18/08/2026
Pequeñas luces para cada día.
La cruz cotidiana:
El Señor podría haberse defendido o haber pedido que lo defendieran. Podría haber pronunciado palabras que justificaran su inocencia: «Soy inocente, ¿por qué habría de padecer?» Pero no lo hizo. Aceptó la cruz sin protesta, sin huida, sin negociar con el dolor. La aceptó porque Él es Amor, y el Amor no se excusa: se entrega.
La cruz es cada segundo de la vida. Puedes aceptarla o rechazarla, puedes huir de ella o caminar hacia ella. Él la aceptó. Y ahora sabes dónde encontrarlo: en la cruz que te toca, en la cruz que te espera, en la cruz que Él ya abrazó antes que tú.
Nuestra fuerza no está en la huida, sino en la decisión silenciosa de dejar lo nuestro para seguirle. Cada segundo exige ese abandono interior, ese “sí” que abre el alma y la vuelve fecunda.
Pocos reconocen esta cruz. Muchos buscan cruces extraordinarias, visibles, heroicas; pero la cruz verdadera está aquí: en la aceptación de lo cotidiano, en lo que nadie ve, en lo que nadie aplaude.

__Información extraída__.
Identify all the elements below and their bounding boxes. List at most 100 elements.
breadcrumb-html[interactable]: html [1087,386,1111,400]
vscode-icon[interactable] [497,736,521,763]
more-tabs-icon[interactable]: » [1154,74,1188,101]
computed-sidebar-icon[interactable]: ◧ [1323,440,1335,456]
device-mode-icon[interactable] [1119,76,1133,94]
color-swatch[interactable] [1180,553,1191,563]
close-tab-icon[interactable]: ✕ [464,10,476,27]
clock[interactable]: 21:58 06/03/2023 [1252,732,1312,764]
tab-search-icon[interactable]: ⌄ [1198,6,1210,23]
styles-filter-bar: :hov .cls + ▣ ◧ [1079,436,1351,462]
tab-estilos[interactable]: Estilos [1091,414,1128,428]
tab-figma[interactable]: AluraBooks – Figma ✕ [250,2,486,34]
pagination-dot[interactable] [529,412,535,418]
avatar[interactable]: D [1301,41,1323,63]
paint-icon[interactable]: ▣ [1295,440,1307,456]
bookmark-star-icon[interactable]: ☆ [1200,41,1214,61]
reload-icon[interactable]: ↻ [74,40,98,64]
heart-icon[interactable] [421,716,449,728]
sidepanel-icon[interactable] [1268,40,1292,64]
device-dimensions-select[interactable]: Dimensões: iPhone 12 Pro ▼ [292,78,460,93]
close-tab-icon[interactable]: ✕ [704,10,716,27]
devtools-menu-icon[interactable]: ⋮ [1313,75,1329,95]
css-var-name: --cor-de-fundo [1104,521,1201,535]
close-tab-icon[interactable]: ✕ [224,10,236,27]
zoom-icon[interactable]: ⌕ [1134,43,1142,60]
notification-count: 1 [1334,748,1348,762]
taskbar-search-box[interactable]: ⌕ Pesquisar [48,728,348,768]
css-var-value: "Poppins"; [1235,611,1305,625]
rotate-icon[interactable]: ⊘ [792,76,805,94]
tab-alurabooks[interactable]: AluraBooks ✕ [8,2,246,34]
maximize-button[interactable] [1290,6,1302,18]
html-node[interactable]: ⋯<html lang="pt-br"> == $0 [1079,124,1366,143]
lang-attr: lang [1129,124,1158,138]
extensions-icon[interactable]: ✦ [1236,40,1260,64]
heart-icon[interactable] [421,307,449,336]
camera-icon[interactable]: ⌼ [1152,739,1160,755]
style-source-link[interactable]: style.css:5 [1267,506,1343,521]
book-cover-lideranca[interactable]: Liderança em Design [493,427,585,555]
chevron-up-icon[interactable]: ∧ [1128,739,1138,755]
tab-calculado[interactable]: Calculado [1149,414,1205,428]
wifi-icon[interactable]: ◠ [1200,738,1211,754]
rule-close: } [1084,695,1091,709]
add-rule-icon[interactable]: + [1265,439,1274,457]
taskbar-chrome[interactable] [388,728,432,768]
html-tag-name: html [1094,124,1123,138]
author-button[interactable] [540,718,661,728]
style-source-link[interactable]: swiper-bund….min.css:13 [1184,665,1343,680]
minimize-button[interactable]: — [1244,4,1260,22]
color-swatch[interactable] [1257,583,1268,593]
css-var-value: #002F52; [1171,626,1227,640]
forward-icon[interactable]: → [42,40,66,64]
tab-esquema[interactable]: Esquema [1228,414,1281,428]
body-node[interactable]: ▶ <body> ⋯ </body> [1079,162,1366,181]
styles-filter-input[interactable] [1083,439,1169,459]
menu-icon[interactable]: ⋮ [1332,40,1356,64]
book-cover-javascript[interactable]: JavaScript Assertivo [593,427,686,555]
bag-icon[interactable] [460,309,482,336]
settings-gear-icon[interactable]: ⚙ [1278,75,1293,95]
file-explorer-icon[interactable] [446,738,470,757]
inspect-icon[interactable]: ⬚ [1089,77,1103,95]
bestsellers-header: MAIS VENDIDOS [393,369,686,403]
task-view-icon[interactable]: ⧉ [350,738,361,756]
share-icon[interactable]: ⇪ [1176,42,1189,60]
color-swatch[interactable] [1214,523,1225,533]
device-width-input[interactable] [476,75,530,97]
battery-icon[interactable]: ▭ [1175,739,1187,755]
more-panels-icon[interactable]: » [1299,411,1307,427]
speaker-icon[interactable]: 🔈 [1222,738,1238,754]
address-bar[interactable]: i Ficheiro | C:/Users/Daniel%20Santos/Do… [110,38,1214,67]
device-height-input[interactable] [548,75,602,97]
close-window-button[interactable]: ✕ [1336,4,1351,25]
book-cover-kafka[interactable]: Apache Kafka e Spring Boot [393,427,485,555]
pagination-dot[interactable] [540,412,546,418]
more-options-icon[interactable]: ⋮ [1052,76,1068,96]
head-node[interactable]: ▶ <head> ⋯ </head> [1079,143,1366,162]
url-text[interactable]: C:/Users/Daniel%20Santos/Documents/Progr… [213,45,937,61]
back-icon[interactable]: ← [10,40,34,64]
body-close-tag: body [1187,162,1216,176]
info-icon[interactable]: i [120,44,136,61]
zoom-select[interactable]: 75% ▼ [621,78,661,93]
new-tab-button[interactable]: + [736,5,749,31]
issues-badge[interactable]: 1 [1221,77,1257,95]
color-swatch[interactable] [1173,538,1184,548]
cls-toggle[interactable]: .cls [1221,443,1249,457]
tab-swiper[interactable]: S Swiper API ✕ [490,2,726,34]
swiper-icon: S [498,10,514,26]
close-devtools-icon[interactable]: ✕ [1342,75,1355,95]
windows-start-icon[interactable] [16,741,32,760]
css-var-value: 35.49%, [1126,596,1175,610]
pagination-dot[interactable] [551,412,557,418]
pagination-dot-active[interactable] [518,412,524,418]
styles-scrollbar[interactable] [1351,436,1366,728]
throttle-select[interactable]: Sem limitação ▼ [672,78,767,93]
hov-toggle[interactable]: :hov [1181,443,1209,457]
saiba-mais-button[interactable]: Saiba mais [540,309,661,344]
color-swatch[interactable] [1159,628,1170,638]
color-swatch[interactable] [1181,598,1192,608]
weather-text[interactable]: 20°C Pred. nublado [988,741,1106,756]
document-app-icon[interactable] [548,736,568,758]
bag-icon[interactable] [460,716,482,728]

__Partes del ejercicio__.
A - ¿Dónde está la cruz verdadera según el texto sobre la cruz cotidiana?
B - Explica, según el texto sobre la cruz cotidiana, por qué el Señor aceptó la cruz sin protestar ni defenderse.

__Conjunto de respuestas__.
A - En la aceptación de lo cotidiano, en lo que nadie ve, en lo que nadie aplaude.

B - La aceptó porque Él es Amor, y el Amor no se excusa, sino que se entrega. Por eso no alegó su inocencia ni huyó del dolor.